**Written tasks**
1. In the summary, rewrite the paragraph beginning "Advantageously, the present invention provides an interactive gaze assisted audio annotation taking system" as a short bulleted list that keeps its main facts.
2. Write out a passage of the summary word for word, covering everything from "[0013] Audio input" down to "input was received.".
3. Answer these questions using the summary:
(a) According to paragraph [0011], what form may the present invention take?
(b) What two things may the position data associated with the slider include?
(c) Into what are the gaze points observed in the window grouped?

**Quoted text**
Summary of Invention
[0009] According to a first aspect, the present invention provides, a system for anchoring an audio annotation to a passage within an electronic document, the system including: a controller having a processor; a recording component operable by the controller, the recording component including a microphone and an eye-tracker component to capture the gaze of the user, wherein the processor carries out the steps of: in response to an audio input to the microphone, while the audio input is being received, evaluating via the eye-tracker component, the users gaze, thereby determining the passage in the document that the user's gaze is directed to; and mapping the audio input to the passage in the document.
[0010] Advantageously, the present invention provides an interactive gaze assisted audio annotation taking system which enables one or more users to implicitly annotate (which may include voice annotations or voice to text annotations) passages on a document in a seamless manner. The passage in the document may be text, or may be non-text such as a figure, table, chart picture of the like, or the text may refer to the text associated with a table or graphic (such as a label). Implicit annotation refers to tagging or annotating with passages based on natural user behaviours. In the present invention, the behaviour may correspond to the users gaze activity and the temporal order in which they read the document. Advantageously, the ability to implicitly tag or annotate does not require user to deliberately perform any action to associate the annotation to the relevant passage.
[0011] The present invention may take the form of a PDF viewer application whereby the present invention is embedded, with an eye-tracker component to evaluate a user’s gaze and facilitate the annotation of audio with reference to passages thereby enabling the user to accurately and without conscious thought to make an annotation at a place in a document.
[0012] In a further advantage, audio input is hands-free, making it suitable for interaction with mobile devices and users can also make the annotation without taking their attention away from the document.
[0013] Audio input may take any suitable form by way of a microphone and may include natural language processing to make translation between speech and text fast and accurate.
[0014] The present invention allows for the task of audio annotation to be seamless making it easy and convenient for users to interact with digital text on their device by way of utilising user’s gaze as a resource for anchoring the audio annotation to passages.
[0015] In an embodiment, the evaluation includes determining position data associated with a slider on the electronic document. The position data may include the position of the slider in the document and the page number of the document at the time the audio input was received.
[0016] In an embodiment, the evaluation includes determining fixation gaze data, the fixation gaze data being data that is observed during a window spanning the audio annotation. The fixation gaze data may include one or more gaze points observed in the window and grouped into fixations to determine a dispersion and/or duration threshold.
[0017] In an embodiment, the evaluation includes a machine learning component trained on one or more of gaze and/or temporal features of one or more users that reflects the reading and annotation-taking patterns of the user. Any suitable temporal feature may be recorded, but may include, for example, the duration the user has spent reading a passage and the temporal order within which the passage has been read before recording an annotation or the like.

**Record excerpts**
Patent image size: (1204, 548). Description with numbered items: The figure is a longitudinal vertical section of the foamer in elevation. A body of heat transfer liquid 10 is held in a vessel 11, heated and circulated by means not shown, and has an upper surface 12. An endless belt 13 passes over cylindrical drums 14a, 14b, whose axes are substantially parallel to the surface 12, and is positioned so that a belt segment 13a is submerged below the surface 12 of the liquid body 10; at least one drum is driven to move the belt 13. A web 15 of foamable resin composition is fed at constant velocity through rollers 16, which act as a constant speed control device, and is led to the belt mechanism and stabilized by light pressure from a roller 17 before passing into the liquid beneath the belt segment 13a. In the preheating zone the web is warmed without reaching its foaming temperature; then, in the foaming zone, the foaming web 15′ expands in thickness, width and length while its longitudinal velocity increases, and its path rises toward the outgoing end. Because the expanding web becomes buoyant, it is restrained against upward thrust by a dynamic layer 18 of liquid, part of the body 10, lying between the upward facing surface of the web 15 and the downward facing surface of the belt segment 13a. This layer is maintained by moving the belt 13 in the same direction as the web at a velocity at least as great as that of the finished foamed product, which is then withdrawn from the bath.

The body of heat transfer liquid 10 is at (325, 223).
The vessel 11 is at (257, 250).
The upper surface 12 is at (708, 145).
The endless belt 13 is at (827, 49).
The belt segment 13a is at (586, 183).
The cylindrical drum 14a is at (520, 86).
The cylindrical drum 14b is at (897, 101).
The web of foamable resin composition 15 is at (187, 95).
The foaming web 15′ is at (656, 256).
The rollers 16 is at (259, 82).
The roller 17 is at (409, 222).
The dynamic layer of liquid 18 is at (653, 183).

**Correct answers**
1.
- The invention is an interactive, gaze-assisted audio annotation system that lets one or more users implicitly annotate passages in a document seamlessly, with voice or voice-to-text annotations.
- A passage can be text or non-text, such as a figure, table, chart or picture. It can also be text associated with a table or graphic, such as a label.
- Implicit annotation means tagging passages based on natural user behaviors. Here, those behaviors are the user's gaze activity and the order in which the document is read.
- The user does not have to take any deliberate action to link an annotation to the relevant passage.

2.
[0013] Audio input may take any suitable form by way of a microphone and may include natural language processing to make translation between speech and text fast and accurate.
[0014] The present invention allows for the task of audio annotation to be seamless making it easy and convenient for users to interact with digital text on their device by way of utilising user’s gaze as a resource for anchoring the audio annotation to passages.
[0015] In an embodiment, the evaluation includes determining position data associated with a slider on the electronic document. The position data may include the position of the slider in the document and the page number of the document at the time the audio input was received.

3.
(a) It may take the form of a PDF viewer application in which the invention is embedded, with an eye-tracker component.
(b) It may include the position of the slider in the document and the page number of the document at the time the audio input was received.
(c) They are grouped into fixations.